## Directions for this task
Gather up all lines that carry the word "category".

***** Supplied information

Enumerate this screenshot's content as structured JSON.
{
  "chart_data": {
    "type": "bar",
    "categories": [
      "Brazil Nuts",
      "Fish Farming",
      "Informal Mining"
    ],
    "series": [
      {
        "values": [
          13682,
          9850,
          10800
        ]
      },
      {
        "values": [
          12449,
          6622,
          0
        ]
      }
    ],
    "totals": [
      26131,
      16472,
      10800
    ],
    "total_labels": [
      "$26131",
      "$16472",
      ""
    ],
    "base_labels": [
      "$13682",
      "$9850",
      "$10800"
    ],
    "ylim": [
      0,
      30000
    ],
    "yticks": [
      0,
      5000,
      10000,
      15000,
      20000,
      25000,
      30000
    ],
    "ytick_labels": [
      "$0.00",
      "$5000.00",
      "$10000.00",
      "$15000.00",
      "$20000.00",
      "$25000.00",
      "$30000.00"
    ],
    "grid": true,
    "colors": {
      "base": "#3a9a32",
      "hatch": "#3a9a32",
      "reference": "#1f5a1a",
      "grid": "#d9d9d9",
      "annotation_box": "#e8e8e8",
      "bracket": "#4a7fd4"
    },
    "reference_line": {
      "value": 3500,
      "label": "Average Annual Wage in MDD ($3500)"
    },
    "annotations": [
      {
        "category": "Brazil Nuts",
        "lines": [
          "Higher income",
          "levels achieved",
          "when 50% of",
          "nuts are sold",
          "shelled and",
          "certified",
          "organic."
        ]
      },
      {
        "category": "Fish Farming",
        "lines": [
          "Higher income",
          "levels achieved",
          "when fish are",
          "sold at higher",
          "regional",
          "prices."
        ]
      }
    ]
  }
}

**********

## Complete output
        "category": "Brazil Nuts",
        "category": "Fish Farming",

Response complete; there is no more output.